TEXT:
One of my heroes died today, Andy Griffith. He was a TV Icon and along with a great group of ensemble actors who on both the Andy Griffith Show in the sixties and Matlock in the 80’s and 90’s helped him become a national treasure. He is of course partially responsible for the making of another American Icon Ron Howard, who started out as his son on the long running Andy Griffith Show and has over the years bestowed well-deserved credit on Andy for not only giving him is start but for being his mentor and inspiring him as well.
Along the way Andy amused and thrilled audiences for generations with his easy going laid back style of acting on the Andy Griffith Show especially and with a slightly more peckish style as the somewhat fussy lawyer Matlock in later years. His fan base has its origins in rural small town America from which he sprang and from which came some of his most endearing lines. Growing up in that environment he came quickly to understand both the thinking and the humor that rural Americans possessed and used it to his advantage throughout his career to create characters that were somewhat flawed but loveable just the same.
He got his start as a stand up comedian and became a stand-out with his classic ‘What it was, was football’ in 1953. His take on one of America’s most revered and iconic sports is still fresh today. He couldn’t quite comprehend what he had been accidentally forced into watching, but he put the whole game of football into perspective with his closing lament, “It was some kindly of a contest, whereby one bunch them men tried take that pumpkin from one end of that cow pasture to the other without either getting knocked down or steppin’ in something.”
That one classic monologue propelled him into a lifetime of TV and Movies. His first movie also remains a classic “No Time For Sergeants’. While he has become a comedic icon he also has left us with a number of dramatic roles for which he gained acclaim, especially his dark, chilling and somewhat prescience portrayal of ‘Lonesome Rhodes, as a made up character that soon comes to control everything and everybody around him and then seeks to control the nation as well and its people as well, before he is brought down by his own ego, and the people around him who helped create the monster that he had become, in the now classic ‘A Face in the Crowd’.

STATED EXERCISE 1: Restate word for word the part of the Andy Griffith tribute that opens with the words containing "Along the way" and closes with "just the same.".

PROVIDED DATA:
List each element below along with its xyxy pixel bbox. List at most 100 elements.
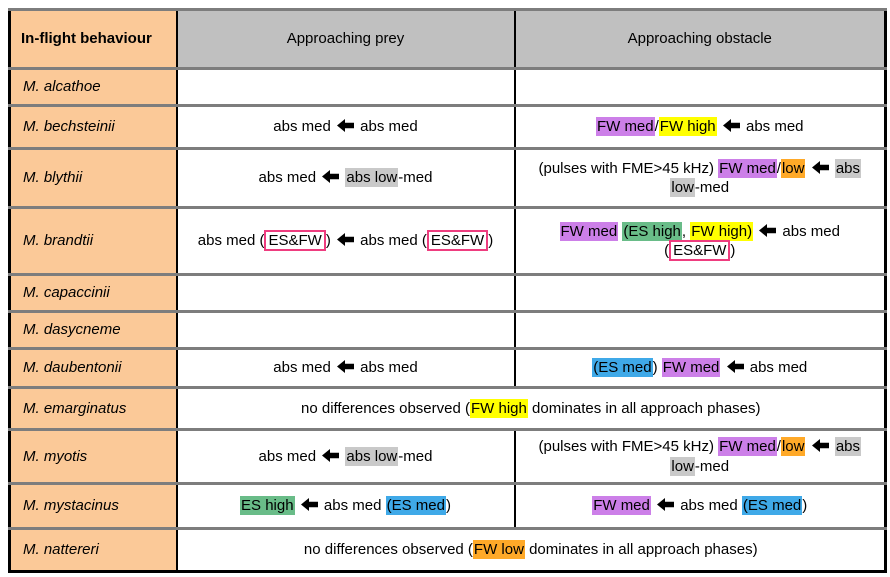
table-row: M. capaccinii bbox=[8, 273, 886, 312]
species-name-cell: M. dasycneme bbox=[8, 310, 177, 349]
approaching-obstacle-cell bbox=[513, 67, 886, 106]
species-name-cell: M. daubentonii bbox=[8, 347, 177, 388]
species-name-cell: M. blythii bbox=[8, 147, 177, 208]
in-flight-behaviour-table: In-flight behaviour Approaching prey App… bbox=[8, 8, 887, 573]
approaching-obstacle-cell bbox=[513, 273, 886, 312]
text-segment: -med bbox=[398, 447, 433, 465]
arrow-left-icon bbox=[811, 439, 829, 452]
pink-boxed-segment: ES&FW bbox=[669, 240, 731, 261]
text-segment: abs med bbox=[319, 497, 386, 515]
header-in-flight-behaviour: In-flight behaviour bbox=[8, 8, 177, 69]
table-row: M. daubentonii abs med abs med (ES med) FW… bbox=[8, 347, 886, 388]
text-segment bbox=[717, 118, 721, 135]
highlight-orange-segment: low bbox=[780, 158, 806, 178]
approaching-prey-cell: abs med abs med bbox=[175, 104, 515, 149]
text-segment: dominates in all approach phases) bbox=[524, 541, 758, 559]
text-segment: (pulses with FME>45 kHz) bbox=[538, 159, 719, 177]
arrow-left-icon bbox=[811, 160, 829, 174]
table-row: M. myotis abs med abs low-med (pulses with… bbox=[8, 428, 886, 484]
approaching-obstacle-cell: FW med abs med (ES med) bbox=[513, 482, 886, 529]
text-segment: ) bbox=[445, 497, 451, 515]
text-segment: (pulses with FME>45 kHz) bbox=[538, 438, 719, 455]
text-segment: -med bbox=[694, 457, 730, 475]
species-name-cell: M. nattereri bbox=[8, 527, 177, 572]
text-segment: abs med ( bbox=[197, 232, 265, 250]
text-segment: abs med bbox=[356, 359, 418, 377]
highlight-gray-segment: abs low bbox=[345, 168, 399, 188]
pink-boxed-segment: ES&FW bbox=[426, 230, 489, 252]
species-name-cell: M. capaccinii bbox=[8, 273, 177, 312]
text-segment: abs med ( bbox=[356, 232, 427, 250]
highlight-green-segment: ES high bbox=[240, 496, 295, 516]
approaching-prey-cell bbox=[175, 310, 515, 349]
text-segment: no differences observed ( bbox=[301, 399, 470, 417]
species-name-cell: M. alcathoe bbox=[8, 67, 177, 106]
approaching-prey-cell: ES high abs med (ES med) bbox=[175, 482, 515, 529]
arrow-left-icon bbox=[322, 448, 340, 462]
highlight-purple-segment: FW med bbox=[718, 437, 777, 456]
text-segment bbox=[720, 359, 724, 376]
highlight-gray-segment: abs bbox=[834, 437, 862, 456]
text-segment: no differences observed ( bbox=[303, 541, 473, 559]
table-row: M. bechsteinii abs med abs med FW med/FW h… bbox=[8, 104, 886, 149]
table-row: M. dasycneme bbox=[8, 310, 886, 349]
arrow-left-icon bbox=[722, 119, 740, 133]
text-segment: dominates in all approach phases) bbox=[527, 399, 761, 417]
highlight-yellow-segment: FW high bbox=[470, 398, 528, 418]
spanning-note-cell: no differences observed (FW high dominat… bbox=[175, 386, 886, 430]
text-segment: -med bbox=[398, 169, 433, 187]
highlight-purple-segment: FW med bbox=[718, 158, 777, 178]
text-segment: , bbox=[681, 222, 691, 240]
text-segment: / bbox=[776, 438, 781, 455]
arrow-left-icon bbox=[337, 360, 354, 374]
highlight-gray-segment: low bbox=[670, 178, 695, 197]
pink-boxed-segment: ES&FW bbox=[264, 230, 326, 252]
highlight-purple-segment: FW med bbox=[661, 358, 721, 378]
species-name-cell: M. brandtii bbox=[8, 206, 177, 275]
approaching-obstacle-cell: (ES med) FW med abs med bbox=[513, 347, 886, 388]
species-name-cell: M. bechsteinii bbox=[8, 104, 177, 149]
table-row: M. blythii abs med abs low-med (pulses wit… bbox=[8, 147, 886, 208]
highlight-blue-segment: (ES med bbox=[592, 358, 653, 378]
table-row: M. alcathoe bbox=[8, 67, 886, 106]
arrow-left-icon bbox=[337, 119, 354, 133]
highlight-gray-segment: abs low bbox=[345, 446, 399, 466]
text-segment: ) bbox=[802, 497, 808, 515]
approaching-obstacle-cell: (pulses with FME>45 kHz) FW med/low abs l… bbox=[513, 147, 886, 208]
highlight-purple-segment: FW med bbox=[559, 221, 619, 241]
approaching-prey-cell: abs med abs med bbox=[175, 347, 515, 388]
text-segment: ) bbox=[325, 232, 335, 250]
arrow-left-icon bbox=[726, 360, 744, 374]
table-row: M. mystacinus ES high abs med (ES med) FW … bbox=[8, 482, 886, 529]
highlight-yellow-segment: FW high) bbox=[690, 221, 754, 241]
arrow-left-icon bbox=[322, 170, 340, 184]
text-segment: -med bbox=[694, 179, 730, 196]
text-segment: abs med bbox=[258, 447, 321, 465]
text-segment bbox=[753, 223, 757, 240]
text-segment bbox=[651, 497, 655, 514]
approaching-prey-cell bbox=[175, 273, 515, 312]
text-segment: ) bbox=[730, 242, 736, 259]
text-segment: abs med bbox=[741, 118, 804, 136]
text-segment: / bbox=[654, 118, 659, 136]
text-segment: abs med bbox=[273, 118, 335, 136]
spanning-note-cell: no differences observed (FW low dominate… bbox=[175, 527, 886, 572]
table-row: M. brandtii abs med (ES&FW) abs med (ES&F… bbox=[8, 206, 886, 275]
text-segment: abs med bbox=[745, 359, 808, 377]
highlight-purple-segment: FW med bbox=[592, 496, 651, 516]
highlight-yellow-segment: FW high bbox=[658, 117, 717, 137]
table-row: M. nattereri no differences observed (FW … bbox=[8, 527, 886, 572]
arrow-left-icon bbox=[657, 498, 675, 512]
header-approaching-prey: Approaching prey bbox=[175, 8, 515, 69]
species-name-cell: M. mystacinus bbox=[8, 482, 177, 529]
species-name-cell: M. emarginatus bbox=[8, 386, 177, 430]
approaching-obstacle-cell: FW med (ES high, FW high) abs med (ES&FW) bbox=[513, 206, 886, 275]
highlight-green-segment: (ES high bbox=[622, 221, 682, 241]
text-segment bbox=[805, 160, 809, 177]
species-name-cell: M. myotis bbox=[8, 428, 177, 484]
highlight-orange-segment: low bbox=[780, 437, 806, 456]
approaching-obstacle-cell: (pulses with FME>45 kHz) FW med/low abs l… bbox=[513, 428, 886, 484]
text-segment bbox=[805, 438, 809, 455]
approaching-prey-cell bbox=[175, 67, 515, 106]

...

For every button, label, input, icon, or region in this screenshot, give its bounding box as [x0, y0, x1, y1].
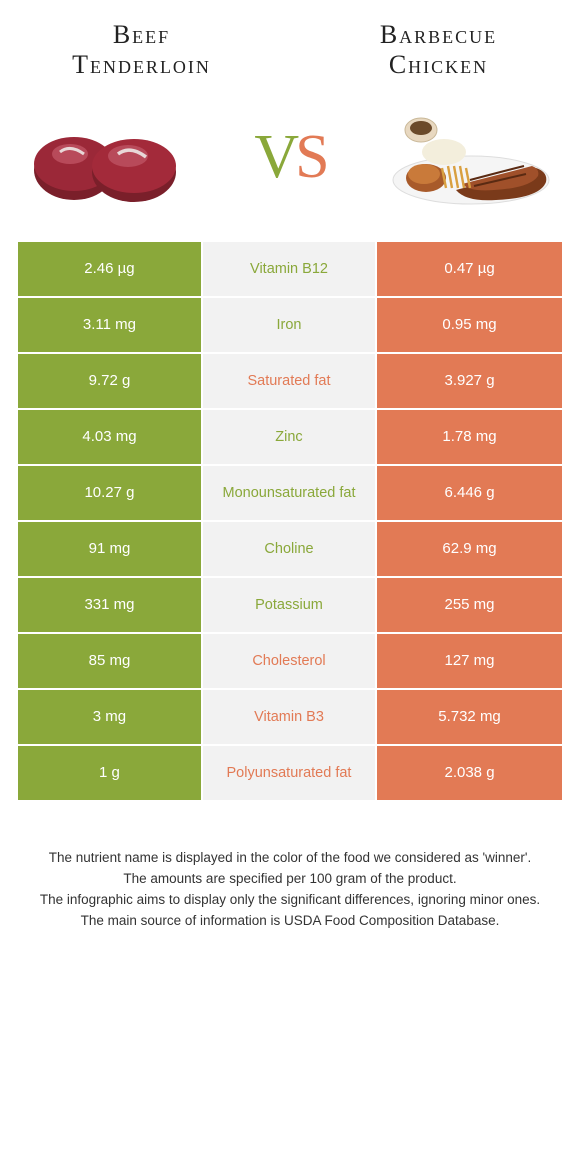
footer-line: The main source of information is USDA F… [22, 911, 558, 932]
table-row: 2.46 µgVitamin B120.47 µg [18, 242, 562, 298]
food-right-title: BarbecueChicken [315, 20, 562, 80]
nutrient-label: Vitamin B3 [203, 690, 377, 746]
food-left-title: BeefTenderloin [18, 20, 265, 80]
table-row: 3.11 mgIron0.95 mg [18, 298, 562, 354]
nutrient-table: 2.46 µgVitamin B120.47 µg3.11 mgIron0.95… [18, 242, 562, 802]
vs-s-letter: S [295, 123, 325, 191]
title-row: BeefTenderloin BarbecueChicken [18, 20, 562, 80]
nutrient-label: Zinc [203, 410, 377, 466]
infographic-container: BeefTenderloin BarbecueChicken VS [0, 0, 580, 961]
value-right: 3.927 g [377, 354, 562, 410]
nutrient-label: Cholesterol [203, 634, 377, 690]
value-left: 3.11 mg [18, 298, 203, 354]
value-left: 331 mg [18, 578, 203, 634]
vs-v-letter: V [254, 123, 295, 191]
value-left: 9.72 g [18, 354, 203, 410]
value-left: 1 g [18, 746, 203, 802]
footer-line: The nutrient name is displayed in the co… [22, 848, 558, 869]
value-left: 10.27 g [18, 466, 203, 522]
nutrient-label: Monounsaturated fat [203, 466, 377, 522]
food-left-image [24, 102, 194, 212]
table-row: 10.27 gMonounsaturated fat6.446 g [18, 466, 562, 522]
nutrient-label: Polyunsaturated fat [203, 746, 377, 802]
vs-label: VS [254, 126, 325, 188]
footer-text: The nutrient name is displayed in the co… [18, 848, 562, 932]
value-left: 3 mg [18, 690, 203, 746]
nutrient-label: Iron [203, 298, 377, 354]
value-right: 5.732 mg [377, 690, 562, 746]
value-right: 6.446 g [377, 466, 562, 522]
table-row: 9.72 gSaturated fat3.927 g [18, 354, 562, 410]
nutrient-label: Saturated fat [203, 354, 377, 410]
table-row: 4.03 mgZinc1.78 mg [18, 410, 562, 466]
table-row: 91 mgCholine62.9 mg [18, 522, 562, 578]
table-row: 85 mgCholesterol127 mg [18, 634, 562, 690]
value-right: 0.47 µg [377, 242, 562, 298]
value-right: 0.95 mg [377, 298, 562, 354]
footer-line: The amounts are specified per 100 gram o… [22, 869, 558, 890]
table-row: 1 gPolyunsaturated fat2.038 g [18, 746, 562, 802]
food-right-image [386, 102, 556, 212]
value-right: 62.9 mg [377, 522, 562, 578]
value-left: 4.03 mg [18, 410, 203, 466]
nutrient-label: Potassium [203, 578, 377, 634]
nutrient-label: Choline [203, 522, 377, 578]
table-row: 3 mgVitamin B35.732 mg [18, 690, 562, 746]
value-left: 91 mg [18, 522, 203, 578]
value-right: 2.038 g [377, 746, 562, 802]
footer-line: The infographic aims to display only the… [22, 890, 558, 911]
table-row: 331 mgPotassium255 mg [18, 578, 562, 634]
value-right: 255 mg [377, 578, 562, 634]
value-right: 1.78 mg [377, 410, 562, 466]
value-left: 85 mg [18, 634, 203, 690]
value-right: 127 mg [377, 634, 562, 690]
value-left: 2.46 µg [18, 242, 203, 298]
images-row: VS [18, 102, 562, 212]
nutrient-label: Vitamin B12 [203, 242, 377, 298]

STATED EXERCISE 2: In the listing, switch "nutrient-label" to "nutrient-name" in the part that opens with the line containing "footer-line: The main" and closes with the line containing "value-right: 3.927 g [377, 354, 562, 410]". Give only those lines, with everything else unchanged.

COMPLETE OUTPUT 1:
Along the way Andy amused and thrilled audiences for generations with his easy going laid back style of acting on the Andy Griffith Show especially and with a slightly more peckish style as the somewhat fussy lawyer Matlock in later years. His fan base has its origins in rural small town America from which he sprang and from which came some of his most endearing lines. Growing up in that environment he came quickly to understand both the thinking and the humor that rural Americans possessed and used it to his advantage throughout his career to create characters that were somewhat flawed but loveable just the same.

COMPLETE OUTPUT 2:
footer-line: The main source of information is USDA F… [22, 911, 558, 932]
table-row: 2.46 µgVitamin B120.47 µg [18, 242, 562, 298]
food-right-title: BarbecueChicken [315, 20, 562, 80]
nutrient-name: Vitamin B3 [203, 690, 377, 746]
food-left-title: BeefTenderloin [18, 20, 265, 80]
table-row: 3.11 mgIron0.95 mg [18, 298, 562, 354]
nutrient-table: 2.46 µgVitamin B120.47 µg3.11 mgIron0.95… [18, 242, 562, 802]
vs-s-letter: S [295, 123, 325, 191]
title-row: BeefTenderloin BarbecueChicken [18, 20, 562, 80]
nutrient-name: Zinc [203, 410, 377, 466]
infographic-container: BeefTenderloin BarbecueChicken VS [0, 0, 580, 961]
value-right: 3.927 g [377, 354, 562, 410]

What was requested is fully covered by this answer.